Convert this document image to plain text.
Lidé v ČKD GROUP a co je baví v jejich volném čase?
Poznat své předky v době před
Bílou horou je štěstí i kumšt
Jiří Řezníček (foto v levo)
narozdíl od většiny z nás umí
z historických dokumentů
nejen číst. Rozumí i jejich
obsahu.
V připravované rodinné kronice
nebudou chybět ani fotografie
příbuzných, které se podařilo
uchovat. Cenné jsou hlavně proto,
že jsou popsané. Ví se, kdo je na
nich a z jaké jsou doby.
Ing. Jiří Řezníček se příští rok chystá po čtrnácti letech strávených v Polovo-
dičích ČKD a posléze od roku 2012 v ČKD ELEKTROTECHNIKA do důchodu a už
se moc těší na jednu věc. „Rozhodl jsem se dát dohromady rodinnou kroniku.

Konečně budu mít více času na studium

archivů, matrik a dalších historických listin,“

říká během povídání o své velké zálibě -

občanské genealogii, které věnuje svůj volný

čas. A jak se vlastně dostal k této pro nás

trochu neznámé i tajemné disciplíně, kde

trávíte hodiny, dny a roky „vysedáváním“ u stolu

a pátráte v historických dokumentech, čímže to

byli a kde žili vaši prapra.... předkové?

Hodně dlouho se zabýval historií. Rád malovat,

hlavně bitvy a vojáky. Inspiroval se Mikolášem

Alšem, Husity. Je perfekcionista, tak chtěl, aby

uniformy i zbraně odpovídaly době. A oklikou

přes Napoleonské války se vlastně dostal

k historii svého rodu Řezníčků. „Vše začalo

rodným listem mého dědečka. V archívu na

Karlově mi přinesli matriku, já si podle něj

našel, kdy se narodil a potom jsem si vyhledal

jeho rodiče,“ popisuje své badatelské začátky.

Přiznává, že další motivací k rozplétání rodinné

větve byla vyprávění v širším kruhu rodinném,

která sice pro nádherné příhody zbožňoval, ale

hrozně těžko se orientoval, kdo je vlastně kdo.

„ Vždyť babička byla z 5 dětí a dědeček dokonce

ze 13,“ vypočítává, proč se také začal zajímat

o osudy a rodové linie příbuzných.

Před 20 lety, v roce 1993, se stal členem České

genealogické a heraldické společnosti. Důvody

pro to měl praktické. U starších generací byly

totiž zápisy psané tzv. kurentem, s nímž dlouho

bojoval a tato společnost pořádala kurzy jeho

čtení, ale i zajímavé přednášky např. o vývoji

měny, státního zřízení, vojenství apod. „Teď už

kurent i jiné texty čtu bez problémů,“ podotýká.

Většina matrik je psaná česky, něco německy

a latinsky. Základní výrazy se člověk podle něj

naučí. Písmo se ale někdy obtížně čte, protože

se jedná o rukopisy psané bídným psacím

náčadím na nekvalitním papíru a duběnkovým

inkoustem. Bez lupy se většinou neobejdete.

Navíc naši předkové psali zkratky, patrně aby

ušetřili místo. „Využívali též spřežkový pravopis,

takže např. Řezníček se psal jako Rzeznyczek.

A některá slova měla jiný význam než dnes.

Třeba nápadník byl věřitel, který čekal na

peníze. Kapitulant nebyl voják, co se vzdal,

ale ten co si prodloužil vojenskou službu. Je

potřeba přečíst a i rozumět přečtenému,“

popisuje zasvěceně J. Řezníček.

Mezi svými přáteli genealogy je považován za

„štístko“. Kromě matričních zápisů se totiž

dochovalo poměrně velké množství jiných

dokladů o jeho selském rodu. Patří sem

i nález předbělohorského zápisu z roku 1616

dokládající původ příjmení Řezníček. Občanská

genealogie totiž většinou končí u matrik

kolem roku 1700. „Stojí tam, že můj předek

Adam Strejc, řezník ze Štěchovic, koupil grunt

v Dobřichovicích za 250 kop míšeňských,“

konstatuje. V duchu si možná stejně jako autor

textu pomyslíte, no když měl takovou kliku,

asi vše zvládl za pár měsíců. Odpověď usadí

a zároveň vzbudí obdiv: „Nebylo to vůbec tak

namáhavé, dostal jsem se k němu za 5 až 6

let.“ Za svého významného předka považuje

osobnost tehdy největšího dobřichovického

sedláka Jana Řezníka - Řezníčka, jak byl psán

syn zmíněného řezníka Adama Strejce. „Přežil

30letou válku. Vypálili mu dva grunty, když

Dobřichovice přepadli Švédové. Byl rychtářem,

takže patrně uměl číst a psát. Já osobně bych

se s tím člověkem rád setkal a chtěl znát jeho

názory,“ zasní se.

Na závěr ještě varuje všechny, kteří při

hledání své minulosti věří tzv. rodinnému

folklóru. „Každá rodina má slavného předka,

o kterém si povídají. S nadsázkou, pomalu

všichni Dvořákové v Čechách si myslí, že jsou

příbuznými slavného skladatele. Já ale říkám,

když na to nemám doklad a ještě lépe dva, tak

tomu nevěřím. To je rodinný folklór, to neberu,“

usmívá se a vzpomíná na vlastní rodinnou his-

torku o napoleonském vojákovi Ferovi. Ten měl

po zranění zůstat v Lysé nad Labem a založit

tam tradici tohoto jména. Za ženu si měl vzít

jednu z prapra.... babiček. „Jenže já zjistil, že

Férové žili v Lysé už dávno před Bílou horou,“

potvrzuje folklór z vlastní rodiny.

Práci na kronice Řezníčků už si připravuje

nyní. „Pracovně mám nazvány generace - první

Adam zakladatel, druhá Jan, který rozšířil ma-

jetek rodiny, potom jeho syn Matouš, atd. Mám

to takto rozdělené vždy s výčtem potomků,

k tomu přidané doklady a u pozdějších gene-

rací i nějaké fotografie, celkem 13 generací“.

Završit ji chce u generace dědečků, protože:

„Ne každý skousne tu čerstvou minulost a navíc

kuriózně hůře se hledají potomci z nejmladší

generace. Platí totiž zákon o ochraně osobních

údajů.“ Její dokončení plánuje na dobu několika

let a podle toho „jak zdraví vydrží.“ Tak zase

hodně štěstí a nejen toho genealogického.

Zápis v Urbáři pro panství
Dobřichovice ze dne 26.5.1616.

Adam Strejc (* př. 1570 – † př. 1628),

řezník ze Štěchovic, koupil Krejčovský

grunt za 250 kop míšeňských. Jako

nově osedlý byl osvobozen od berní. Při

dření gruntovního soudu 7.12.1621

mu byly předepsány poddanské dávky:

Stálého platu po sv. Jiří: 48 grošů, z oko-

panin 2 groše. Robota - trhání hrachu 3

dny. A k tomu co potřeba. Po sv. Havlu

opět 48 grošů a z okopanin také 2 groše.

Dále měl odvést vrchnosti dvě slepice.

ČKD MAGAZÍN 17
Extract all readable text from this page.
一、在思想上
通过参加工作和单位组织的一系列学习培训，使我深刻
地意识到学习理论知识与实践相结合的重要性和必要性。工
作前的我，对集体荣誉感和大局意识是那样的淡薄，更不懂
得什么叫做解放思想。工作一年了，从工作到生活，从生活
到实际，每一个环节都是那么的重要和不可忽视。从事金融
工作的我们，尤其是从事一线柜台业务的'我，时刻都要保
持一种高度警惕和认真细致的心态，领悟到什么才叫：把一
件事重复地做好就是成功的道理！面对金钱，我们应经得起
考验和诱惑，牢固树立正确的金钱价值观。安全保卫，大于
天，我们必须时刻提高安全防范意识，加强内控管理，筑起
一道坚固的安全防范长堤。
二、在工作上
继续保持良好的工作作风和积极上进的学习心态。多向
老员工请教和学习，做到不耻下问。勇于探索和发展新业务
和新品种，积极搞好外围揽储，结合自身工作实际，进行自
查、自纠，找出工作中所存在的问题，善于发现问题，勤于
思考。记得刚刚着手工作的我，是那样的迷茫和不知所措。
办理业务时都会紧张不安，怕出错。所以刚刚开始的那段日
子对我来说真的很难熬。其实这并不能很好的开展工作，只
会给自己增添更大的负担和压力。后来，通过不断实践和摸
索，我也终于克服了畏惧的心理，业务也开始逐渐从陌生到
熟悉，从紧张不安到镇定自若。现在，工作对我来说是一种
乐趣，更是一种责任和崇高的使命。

+++

- **Description of the task**:
Return each line of the listing that holds the string "Lysé".

- **Task response**:
po zranění zůstat v Lysé nad Labem a založit
Férové žili v Lysé už dávno před Bílou horou,“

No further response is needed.